Scan the data that follows and count the lines with the string "источника"; answer with the count alone.

■ **Source records**
<<<<
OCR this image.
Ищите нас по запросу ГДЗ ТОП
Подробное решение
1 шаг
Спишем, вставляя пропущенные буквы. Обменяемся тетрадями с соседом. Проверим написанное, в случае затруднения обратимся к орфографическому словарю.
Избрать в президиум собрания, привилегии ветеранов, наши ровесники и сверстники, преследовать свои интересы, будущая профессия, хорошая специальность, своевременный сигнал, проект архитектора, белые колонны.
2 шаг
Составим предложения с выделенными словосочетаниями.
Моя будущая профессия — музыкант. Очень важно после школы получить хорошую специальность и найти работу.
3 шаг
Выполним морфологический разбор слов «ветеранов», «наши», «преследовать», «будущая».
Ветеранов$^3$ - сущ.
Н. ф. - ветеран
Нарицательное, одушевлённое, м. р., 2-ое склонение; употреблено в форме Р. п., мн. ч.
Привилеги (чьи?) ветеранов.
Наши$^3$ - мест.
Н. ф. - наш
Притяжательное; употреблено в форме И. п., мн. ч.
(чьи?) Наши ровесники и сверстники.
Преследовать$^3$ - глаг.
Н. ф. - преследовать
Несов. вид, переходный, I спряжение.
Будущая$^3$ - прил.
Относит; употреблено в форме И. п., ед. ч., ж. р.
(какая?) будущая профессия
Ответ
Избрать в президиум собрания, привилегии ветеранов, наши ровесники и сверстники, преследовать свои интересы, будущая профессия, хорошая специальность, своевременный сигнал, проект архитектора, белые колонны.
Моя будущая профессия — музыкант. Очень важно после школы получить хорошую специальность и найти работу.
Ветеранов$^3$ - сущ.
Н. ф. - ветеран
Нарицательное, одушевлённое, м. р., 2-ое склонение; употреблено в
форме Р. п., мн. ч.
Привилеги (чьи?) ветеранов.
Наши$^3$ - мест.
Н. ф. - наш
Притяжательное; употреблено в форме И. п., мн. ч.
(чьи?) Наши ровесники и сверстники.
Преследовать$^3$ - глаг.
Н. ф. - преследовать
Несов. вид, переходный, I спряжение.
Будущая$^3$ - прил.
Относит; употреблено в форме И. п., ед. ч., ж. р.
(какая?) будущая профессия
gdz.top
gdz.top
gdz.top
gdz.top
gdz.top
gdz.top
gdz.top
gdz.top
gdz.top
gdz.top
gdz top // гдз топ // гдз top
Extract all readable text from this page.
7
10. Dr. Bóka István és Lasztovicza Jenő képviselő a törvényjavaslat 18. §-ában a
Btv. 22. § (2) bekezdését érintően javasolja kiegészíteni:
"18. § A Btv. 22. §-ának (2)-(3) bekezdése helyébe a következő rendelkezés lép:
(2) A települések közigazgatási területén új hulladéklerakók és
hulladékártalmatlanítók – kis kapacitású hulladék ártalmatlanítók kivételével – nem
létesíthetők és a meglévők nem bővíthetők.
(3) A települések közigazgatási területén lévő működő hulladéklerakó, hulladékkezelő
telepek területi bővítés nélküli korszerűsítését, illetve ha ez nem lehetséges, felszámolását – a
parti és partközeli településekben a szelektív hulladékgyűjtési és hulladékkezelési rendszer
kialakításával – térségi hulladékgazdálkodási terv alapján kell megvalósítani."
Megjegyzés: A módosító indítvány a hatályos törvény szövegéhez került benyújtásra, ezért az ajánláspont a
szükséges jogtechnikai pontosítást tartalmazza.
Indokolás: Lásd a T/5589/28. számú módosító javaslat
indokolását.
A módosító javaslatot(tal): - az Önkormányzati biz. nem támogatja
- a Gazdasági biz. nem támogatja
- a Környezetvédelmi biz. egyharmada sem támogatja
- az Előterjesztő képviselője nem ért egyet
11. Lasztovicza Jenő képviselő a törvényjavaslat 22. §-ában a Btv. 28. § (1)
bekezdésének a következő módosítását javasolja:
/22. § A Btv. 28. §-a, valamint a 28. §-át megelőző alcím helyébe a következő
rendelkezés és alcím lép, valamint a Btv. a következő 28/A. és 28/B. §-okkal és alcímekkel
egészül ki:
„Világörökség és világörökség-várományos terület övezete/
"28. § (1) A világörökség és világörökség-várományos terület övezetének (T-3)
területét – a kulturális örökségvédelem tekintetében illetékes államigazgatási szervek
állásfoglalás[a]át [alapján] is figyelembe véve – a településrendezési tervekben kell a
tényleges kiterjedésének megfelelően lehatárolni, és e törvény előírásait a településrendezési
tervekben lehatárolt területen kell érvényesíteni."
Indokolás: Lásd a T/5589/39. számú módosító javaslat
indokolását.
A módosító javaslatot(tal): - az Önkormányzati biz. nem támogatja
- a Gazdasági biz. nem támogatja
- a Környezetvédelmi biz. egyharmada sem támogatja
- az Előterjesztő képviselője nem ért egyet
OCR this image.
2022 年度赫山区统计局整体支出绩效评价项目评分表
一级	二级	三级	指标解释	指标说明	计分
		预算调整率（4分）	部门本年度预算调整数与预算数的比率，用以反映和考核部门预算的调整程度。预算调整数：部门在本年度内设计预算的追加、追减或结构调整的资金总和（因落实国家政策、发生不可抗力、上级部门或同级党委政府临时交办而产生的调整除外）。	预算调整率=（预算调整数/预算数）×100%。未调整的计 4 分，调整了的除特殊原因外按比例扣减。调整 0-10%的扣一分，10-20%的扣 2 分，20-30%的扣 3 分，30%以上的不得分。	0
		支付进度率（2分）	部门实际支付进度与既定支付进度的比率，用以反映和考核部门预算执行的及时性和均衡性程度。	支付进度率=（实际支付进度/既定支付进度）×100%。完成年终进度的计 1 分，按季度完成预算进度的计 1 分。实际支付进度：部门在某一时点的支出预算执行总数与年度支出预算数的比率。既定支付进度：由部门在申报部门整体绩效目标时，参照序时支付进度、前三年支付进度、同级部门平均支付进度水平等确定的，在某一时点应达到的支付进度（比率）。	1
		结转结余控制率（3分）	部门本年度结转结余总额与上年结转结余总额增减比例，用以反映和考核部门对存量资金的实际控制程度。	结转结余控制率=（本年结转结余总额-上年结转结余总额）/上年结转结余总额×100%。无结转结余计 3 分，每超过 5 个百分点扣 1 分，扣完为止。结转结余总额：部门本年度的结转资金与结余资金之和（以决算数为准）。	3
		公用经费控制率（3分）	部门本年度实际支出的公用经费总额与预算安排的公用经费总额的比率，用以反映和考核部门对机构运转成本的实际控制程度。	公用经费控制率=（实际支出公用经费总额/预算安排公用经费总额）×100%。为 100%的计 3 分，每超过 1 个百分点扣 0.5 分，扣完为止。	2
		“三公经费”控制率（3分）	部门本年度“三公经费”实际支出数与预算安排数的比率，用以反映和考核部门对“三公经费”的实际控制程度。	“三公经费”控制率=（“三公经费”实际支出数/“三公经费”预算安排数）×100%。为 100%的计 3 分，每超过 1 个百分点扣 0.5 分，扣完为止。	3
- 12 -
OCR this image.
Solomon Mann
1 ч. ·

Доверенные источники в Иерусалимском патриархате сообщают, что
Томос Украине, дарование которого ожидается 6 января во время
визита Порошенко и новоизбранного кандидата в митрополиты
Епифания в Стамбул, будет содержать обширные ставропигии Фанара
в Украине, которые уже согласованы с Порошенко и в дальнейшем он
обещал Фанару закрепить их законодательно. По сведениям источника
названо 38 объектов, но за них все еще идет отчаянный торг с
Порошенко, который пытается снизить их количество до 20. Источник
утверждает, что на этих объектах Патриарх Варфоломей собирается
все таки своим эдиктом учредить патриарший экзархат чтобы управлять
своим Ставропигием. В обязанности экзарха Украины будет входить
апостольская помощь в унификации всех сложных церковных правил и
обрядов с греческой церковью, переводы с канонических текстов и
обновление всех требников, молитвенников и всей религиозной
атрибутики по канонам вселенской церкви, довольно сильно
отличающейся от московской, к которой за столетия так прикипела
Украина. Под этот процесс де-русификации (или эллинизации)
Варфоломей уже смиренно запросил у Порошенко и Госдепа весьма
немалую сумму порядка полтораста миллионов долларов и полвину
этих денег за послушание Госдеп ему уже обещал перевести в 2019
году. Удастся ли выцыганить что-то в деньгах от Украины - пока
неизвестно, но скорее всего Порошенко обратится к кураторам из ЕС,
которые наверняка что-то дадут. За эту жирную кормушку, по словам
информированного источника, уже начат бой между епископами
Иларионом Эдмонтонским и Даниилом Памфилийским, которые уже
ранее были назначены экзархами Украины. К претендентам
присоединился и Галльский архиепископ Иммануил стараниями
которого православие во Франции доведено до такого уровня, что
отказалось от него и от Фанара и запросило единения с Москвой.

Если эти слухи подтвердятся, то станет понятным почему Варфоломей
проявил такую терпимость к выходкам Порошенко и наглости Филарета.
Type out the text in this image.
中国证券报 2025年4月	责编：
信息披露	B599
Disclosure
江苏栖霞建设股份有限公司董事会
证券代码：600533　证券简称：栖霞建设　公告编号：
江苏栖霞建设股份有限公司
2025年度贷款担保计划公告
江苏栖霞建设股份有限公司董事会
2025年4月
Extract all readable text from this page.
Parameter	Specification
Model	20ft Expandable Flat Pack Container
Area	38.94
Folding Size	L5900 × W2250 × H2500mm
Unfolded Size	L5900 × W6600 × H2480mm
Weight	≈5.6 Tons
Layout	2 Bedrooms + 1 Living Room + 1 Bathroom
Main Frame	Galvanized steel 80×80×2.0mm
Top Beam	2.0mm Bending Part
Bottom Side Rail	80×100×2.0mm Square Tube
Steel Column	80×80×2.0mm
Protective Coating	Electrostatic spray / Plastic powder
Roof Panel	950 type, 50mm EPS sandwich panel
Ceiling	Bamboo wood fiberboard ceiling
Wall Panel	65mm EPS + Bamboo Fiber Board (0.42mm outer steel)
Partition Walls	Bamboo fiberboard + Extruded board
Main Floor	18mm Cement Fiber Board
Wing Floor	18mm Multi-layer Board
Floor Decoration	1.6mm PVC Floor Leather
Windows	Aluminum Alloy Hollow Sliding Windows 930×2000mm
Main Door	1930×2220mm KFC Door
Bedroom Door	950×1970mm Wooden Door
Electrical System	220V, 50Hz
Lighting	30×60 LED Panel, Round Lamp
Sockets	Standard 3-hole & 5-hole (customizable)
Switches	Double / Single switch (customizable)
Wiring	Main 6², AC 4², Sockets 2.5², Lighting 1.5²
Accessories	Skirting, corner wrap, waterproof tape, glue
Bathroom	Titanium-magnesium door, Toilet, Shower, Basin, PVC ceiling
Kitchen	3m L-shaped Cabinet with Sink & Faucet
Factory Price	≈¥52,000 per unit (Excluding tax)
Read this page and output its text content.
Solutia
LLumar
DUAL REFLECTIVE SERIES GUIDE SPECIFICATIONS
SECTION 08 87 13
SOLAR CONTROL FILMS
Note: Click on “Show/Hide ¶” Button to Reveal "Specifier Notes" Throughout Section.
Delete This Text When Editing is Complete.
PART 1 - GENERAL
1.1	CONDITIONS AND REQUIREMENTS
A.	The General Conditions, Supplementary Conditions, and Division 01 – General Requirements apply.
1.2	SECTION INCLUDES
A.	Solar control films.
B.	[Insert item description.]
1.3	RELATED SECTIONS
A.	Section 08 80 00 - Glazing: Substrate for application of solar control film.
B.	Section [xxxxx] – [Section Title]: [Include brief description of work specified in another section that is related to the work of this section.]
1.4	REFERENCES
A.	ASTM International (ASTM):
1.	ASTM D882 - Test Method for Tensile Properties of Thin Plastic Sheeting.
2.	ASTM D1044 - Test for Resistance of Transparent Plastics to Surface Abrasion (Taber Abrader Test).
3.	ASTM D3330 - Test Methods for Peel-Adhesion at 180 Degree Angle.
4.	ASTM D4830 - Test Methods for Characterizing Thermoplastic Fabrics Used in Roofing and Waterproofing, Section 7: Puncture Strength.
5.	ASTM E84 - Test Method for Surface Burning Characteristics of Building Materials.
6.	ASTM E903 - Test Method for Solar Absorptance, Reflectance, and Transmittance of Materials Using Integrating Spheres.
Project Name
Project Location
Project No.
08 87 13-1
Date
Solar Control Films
>>>>
■ **Task response**
2